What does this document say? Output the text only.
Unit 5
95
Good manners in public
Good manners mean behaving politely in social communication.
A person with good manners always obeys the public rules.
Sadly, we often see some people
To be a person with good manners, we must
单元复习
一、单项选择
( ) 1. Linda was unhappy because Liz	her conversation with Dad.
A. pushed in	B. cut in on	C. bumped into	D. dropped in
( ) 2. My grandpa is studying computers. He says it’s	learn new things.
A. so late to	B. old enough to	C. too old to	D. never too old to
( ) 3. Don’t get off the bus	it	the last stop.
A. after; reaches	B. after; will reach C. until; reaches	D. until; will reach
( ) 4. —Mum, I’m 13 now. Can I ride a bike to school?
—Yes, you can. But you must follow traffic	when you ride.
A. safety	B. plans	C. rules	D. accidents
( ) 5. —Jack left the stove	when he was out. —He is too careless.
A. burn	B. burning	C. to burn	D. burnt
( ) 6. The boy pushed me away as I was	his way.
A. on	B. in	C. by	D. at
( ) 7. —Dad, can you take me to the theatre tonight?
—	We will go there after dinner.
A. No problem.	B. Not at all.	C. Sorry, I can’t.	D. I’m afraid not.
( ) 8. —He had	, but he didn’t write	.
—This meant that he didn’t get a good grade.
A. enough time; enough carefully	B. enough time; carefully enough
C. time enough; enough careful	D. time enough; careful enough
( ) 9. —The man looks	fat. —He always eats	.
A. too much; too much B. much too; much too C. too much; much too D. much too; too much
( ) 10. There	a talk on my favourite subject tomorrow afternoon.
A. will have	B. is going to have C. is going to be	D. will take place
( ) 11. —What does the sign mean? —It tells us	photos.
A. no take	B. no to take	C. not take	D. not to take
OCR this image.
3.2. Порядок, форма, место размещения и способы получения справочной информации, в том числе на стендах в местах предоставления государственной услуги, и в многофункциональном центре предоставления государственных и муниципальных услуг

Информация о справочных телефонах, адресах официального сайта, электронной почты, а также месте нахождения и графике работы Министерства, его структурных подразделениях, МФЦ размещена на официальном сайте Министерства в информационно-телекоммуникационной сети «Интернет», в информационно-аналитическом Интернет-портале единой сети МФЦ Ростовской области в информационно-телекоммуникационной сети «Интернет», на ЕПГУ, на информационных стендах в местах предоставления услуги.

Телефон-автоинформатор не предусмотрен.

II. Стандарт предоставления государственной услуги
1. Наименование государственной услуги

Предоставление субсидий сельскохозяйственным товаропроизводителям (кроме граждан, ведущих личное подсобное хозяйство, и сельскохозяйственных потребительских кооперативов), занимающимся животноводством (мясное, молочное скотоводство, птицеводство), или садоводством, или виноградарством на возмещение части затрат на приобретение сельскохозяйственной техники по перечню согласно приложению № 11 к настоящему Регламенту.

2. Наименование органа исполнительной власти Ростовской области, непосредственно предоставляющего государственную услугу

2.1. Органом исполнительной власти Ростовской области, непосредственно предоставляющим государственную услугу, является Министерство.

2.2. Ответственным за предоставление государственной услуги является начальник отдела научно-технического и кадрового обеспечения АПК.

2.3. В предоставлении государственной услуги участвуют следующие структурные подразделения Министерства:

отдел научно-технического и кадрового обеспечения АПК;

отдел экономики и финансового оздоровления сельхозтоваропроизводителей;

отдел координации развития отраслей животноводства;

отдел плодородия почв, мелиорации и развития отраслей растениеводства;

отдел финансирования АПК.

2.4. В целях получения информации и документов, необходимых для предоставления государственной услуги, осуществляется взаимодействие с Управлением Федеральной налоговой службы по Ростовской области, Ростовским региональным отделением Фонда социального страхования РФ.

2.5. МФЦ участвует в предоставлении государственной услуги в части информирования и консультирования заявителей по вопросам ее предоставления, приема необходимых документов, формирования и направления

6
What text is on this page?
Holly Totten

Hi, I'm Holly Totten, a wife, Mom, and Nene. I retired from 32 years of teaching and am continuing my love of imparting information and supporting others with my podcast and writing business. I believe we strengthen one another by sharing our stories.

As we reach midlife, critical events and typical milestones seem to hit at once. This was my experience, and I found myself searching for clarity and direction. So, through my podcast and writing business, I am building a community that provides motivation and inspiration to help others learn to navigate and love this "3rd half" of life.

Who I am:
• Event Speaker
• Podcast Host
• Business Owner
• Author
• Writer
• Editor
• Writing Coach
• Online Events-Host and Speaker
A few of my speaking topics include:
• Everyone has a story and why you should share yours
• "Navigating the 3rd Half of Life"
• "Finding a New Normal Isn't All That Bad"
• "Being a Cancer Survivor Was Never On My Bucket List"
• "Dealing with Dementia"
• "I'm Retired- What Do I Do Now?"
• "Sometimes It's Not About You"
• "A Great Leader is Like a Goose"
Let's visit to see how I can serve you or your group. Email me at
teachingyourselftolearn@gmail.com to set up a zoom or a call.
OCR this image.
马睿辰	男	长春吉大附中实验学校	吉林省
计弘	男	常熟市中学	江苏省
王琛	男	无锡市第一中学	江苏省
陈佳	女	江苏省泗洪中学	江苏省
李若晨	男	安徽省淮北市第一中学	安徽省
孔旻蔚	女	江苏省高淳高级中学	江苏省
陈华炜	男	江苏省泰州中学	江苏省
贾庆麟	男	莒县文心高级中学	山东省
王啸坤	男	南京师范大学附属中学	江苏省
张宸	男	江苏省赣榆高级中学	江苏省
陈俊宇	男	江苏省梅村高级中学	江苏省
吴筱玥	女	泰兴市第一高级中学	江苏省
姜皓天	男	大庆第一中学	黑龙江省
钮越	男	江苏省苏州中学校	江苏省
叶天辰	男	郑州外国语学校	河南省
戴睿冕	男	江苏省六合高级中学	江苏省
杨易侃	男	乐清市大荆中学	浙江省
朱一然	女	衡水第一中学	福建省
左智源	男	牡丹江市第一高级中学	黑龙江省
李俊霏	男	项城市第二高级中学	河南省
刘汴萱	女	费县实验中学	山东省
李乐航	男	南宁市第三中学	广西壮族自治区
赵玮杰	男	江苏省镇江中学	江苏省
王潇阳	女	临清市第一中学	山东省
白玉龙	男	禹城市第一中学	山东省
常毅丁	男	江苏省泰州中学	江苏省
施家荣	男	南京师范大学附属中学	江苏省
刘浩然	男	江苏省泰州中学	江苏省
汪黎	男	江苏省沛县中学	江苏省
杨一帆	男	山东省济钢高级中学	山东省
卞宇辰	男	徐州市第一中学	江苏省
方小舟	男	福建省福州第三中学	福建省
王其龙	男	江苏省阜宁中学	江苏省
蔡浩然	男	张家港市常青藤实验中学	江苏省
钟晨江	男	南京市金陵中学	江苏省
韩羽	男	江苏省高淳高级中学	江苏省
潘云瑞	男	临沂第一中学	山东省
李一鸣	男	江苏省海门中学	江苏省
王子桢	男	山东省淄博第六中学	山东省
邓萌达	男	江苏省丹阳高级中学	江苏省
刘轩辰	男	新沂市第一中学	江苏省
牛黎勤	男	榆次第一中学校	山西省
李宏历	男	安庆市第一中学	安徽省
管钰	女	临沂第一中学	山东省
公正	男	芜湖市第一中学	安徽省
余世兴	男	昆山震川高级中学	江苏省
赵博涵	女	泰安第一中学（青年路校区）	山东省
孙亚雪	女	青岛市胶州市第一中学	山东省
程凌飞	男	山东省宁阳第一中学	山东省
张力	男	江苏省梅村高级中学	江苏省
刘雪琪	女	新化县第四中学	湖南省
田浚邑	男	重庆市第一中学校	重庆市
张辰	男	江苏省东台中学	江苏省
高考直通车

TASK. Count the lines in the records above that contain the word "отраслей", and give only that number.

WRITTEN REPLY. 2